Passage to read:
Business transformers

Business transformers

Gartner identifies the 10 questions to help CIOs focus on strategic change rather than systems, when they are in the midst of a transformation.

In an environment where 70 percent of CEOs believe that business change and entrepreneurialism will increase in the next five years, CIOs need to do more to ensure that IT plays a positive role in business transformation in 2011 and beyond. When organisations have to navigate change, the IT organisation is usually in the middle of it in some way, either as an enabler or a constraint. CIOs rarely have a leadership position in business transformation of this scale and they need to prepare more vigorously to ensure IT does its job to advance the organisation to the new state.

Often, CIOs and IT organisations have difficulty identifying they are in the midst of a transformation. This is not helpful at a time when an environment for more large-scale change exists. For example, this year we’ve seen many CIOs still focused on efficiencies when their CEO is focused on growth.

Material:
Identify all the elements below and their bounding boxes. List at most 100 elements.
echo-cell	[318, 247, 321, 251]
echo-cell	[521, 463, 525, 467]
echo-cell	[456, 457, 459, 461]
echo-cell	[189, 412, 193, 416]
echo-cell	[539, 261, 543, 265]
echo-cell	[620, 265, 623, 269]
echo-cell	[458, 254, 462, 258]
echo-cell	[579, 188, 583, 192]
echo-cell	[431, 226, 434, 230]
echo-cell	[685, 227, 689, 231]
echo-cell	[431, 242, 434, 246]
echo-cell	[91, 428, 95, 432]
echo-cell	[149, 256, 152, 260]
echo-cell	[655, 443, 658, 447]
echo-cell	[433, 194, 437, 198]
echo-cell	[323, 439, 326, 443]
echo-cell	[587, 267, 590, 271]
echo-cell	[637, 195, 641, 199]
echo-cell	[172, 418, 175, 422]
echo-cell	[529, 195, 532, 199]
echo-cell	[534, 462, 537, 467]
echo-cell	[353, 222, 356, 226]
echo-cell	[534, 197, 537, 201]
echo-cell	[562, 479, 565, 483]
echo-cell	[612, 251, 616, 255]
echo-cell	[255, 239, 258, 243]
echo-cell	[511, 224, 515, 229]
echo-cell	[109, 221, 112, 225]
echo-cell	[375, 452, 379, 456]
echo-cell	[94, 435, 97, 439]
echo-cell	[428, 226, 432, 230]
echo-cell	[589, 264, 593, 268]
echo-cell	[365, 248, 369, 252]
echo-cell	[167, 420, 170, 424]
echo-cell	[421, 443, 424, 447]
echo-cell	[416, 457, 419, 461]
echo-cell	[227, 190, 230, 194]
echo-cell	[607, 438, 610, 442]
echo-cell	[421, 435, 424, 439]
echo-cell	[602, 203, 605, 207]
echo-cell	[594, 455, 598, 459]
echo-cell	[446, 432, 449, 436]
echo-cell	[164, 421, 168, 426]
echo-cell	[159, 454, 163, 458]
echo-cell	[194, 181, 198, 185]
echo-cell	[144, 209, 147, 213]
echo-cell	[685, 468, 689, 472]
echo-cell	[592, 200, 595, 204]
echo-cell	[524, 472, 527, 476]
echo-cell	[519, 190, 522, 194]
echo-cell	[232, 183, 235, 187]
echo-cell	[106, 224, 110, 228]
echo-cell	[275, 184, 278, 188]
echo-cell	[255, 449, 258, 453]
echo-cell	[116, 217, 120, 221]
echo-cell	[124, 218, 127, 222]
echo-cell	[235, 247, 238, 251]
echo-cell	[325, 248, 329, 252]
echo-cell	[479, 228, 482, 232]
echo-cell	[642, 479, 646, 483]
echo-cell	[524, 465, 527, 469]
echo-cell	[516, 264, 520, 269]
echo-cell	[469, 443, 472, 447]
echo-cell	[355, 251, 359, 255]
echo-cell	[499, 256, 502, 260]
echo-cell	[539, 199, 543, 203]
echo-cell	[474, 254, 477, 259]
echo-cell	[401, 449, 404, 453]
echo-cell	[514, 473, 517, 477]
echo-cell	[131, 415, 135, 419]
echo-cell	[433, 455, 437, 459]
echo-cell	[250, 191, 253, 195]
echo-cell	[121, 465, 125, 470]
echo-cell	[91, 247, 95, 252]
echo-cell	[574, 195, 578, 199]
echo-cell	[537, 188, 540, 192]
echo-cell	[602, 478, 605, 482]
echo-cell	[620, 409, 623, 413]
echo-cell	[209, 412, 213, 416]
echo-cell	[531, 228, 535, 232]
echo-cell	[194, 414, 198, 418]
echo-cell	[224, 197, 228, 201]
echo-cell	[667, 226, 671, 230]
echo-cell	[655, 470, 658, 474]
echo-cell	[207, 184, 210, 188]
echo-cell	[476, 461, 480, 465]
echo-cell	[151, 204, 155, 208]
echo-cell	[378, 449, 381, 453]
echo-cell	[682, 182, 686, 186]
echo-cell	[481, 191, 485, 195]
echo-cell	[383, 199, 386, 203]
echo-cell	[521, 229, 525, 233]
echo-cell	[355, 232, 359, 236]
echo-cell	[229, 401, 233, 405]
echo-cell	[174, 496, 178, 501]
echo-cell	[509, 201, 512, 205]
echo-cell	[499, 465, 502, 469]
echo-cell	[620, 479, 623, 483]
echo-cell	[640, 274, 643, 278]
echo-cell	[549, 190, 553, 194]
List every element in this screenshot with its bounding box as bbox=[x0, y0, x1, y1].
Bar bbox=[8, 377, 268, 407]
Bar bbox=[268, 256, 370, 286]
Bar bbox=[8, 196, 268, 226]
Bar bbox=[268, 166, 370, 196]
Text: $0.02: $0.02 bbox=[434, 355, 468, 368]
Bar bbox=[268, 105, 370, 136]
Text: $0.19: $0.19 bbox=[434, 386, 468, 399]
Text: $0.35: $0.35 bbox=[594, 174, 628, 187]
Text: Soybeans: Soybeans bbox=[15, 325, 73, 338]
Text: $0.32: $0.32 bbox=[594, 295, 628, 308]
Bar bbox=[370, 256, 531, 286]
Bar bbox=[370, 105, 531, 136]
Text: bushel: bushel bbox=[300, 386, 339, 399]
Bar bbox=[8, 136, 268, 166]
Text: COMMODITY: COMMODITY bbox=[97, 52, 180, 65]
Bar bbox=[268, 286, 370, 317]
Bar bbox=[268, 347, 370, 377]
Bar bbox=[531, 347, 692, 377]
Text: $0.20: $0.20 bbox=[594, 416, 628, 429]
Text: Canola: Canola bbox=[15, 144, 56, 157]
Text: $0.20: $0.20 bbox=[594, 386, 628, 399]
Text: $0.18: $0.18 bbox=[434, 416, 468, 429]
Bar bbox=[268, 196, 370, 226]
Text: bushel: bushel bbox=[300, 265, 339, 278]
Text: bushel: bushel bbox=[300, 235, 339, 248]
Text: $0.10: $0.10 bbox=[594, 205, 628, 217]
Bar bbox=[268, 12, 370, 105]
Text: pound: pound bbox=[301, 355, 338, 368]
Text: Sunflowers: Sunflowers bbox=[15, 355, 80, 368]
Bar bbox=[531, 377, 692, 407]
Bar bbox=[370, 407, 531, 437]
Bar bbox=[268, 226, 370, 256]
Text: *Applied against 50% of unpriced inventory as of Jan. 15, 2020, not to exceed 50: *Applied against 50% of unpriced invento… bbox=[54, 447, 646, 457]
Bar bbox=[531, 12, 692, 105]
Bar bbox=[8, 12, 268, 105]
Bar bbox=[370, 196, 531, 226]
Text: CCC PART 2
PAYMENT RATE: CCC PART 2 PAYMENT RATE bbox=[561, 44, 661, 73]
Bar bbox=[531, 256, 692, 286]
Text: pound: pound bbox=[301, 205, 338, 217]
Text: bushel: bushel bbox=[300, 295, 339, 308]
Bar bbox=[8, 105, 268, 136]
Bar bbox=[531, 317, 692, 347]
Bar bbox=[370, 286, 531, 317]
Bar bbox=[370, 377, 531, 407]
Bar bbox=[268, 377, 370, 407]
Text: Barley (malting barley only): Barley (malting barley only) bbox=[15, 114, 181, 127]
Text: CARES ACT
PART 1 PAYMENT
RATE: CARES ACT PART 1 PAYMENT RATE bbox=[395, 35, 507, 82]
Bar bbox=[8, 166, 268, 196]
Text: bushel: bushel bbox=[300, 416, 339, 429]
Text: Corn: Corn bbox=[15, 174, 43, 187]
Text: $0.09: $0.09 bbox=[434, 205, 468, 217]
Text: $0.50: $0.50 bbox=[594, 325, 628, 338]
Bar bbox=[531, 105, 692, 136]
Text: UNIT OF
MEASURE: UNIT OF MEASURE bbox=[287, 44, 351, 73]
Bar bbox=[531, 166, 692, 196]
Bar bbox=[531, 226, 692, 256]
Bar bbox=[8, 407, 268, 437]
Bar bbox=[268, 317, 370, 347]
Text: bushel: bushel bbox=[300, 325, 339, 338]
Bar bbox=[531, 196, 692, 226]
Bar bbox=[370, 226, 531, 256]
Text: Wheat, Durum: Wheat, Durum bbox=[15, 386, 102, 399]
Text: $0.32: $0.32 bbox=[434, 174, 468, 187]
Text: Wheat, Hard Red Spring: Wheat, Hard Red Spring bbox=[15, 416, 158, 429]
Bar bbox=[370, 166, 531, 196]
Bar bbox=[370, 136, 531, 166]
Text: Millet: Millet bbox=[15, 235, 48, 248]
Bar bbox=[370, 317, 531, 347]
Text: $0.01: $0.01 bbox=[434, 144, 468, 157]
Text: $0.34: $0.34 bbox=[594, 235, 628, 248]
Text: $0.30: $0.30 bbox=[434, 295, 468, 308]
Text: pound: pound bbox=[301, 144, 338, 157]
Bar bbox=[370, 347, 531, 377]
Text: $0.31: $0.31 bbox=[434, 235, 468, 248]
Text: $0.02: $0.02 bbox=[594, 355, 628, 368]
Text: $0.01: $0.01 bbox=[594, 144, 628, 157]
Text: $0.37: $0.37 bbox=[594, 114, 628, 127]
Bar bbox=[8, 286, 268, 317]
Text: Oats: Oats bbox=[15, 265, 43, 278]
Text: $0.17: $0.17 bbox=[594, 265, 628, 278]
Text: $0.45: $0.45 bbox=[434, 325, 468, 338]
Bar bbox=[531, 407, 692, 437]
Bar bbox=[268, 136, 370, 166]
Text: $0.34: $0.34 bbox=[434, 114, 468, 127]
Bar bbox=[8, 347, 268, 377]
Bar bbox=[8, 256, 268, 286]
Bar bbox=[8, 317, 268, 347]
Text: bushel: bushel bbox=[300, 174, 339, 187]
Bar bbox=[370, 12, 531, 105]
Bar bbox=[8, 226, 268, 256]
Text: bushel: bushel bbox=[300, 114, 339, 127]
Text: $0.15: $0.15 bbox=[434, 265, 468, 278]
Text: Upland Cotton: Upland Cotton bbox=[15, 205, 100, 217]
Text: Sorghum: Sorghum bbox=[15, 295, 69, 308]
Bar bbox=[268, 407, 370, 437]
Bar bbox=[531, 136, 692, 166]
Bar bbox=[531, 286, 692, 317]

Problems to solve:
**A.** Write out the business transformers text word for word, everything from "In an environment" down to "focused on growth.".
**B.** Say whether each statement agrees with the business transformers text, answering yes or no and quoting the words of the text that decide it: (i) Seventy percent of CEOs expect business change and entrepreneurialism to grow over the next five years. (ii) CIOs usually hold a leadership position in business transformation of this scale. (iii) This year many CIOs were focused on growth while their CEO was focused on efficiencies.

Task solutions:
**A.**
In an environment where 70 percent of CEOs believe that business change and entrepreneurialism will increase in the next five years, CIOs need to do more to ensure that IT plays a positive role in business transformation in 2011 and beyond. When organisations have to navigate change, the IT organisation is usually in the middle of it in some way, either as an enabler or a constraint. CIOs rarely have a leadership position in business transformation of this scale and they need to prepare more vigorously to ensure IT does its job to advance the organisation to the new state.

Often, CIOs and IT organisations have difficulty identifying they are in the midst of a transformation. This is not helpful at a time when an environment for more large-scale change exists. For example, this year we’ve seen many CIOs still focused on efficiencies when their CEO is focused on growth.

**B.**
(i) Yes: "70 percent of CEOs believe that business change and entrepreneurialism will increase in the next five years"
(ii) No: "CIOs rarely have a leadership position in business transformation of this scale"
(iii) No: "many CIOs still focused on efficiencies when their CEO is focused on growth"